--- START Dataset content ---

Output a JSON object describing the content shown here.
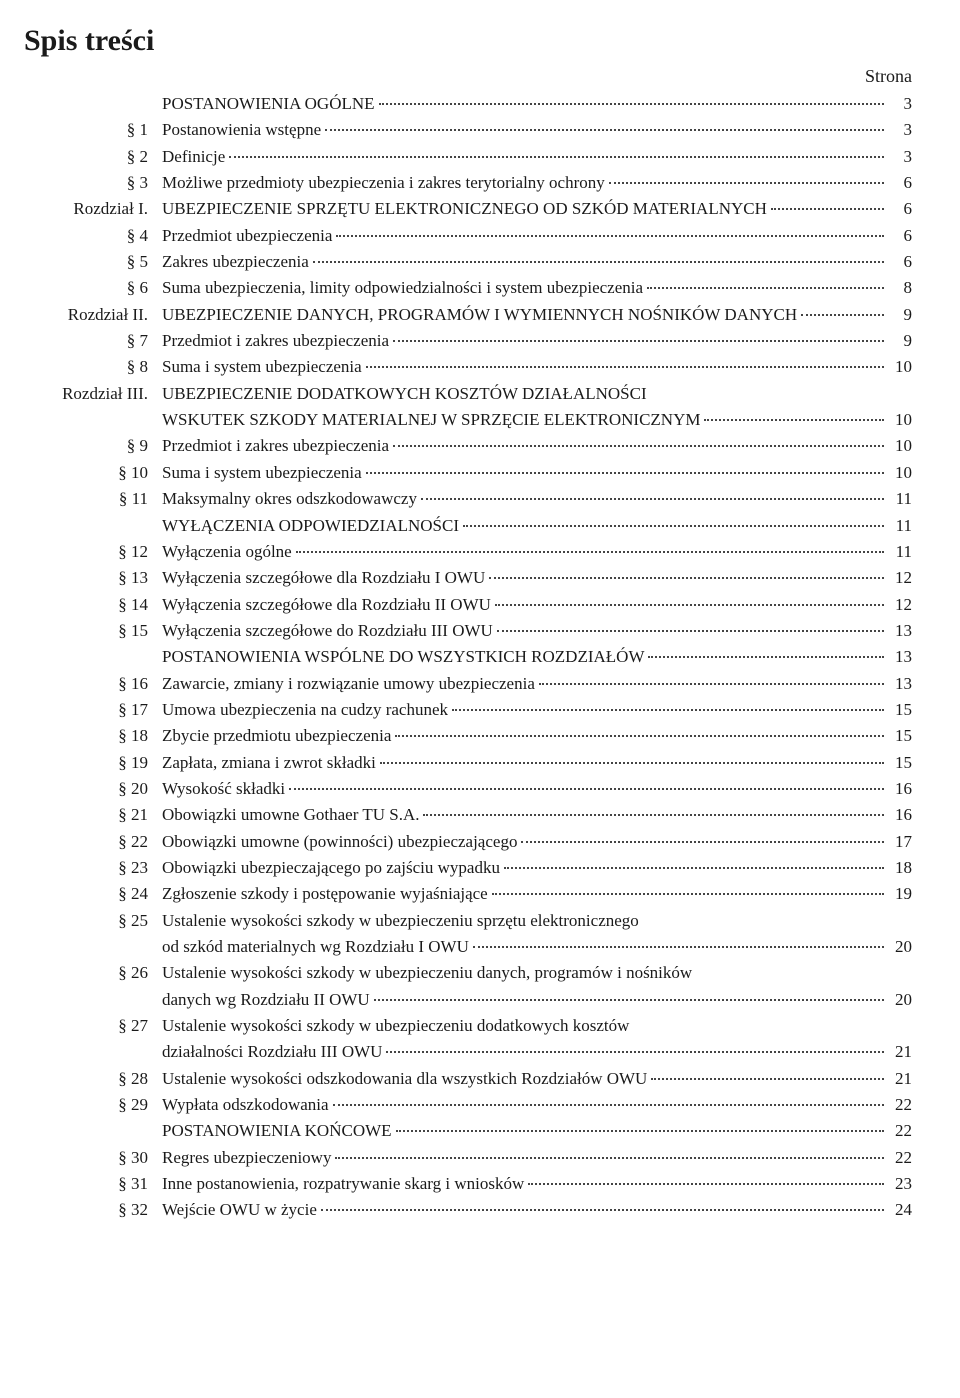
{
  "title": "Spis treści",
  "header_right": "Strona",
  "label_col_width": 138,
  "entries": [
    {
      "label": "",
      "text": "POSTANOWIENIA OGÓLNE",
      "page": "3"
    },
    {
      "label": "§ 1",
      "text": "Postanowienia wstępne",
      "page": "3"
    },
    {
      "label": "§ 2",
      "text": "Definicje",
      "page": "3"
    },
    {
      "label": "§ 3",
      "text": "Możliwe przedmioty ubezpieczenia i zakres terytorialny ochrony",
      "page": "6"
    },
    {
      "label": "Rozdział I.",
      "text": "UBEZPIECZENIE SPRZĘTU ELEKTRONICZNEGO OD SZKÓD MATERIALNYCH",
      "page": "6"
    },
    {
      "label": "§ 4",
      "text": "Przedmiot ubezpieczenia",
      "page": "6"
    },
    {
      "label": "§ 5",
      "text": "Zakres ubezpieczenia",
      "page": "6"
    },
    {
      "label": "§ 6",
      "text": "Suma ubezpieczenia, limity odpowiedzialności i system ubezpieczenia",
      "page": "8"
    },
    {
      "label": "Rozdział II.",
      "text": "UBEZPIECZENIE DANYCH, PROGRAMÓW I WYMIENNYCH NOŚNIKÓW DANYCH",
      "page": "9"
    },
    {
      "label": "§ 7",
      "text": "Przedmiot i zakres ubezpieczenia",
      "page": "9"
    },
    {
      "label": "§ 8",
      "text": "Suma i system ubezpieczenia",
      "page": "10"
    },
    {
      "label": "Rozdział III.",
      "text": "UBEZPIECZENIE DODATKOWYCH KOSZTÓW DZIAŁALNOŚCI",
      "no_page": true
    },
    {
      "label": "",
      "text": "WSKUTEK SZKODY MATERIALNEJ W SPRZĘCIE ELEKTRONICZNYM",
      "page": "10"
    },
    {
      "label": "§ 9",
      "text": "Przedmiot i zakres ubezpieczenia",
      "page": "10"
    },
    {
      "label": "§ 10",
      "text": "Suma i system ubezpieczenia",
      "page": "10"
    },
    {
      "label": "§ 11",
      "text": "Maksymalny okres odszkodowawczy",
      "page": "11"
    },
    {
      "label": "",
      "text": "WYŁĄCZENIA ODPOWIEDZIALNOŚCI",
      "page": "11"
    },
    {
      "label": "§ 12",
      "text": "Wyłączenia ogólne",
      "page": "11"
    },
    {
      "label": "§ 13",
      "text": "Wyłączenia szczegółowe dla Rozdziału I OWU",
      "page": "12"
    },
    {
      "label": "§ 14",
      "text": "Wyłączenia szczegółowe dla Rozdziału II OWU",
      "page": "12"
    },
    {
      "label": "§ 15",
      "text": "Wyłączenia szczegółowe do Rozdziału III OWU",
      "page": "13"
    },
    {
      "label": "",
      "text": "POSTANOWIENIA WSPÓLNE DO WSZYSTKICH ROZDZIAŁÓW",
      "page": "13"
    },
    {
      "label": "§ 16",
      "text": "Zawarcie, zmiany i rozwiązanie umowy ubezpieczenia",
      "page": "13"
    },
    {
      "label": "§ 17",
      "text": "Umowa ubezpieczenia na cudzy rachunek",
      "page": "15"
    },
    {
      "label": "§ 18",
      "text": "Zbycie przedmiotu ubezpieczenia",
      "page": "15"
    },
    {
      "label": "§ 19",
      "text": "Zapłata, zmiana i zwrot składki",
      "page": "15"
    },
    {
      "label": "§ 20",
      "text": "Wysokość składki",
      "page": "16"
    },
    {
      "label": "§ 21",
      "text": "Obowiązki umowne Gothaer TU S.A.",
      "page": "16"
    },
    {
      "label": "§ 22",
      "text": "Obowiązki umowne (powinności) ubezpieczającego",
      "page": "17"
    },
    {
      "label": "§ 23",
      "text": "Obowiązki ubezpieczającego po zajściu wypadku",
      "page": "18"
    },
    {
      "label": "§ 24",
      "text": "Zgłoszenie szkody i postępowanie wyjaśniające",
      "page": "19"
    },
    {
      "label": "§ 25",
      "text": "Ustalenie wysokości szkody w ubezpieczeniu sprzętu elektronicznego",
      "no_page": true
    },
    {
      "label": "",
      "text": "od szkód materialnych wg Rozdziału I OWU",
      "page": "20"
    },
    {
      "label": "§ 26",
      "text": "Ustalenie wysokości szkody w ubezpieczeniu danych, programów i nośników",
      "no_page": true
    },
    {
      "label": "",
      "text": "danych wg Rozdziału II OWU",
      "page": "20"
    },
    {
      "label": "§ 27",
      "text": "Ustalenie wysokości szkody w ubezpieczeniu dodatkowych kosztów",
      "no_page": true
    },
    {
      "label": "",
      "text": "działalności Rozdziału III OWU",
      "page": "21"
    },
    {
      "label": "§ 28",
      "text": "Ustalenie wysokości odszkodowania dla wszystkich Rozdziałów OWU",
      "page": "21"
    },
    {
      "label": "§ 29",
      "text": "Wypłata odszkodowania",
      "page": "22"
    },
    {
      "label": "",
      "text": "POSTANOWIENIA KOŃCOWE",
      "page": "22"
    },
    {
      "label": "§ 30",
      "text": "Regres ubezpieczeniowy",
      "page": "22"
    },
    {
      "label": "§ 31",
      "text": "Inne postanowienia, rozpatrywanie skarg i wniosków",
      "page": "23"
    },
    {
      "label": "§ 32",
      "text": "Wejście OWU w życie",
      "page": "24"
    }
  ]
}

--- END Dataset content ---
--- START Dataset content ---

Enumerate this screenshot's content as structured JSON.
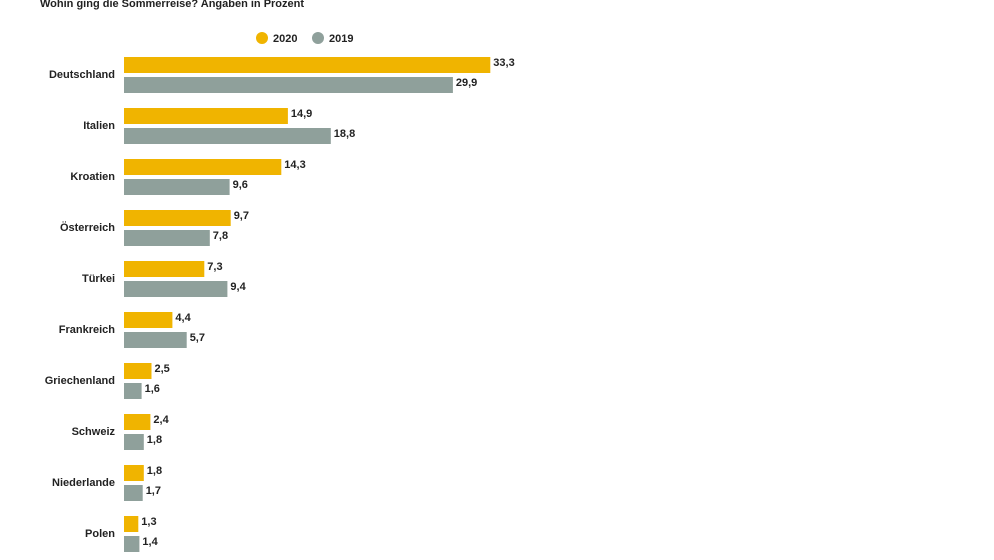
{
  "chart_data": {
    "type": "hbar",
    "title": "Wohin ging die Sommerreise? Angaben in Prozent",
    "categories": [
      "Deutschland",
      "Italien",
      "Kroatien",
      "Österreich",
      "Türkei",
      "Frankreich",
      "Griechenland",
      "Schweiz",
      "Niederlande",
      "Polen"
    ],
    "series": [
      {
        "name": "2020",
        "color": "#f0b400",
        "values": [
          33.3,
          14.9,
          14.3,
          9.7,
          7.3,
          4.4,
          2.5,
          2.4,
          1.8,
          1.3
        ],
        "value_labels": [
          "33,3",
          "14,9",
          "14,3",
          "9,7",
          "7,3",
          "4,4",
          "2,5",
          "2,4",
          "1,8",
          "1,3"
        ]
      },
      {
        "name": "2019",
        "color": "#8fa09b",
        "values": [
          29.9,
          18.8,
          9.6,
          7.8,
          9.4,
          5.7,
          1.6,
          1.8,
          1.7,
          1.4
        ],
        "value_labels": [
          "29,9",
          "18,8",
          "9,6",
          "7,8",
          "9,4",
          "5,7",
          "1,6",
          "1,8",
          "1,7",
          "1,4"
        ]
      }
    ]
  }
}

--- END Dataset content ---

### Goal
Pick out each line above that includes "ubezpieczenia" and show it.

### Answer to this exercise
      "text": "Możliwe przedmioty ubezpieczenia i zakres terytorialny ochrony",
      "text": "Przedmiot ubezpieczenia",
      "text": "Zakres ubezpieczenia",
      "text": "Suma ubezpieczenia, limity odpowiedzialności i system ubezpieczenia",
      "text": "Przedmiot i zakres ubezpieczenia",
      "text": "Suma i system ubezpieczenia",
      "text": "Przedmiot i zakres ubezpieczenia",
      "text": "Suma i system ubezpieczenia",
      "text": "Zawarcie, zmiany i rozwiązanie umowy ubezpieczenia",
      "text": "Umowa ubezpieczenia na cudzy rachunek",
      "text": "Zbycie przedmiotu ubezpieczenia",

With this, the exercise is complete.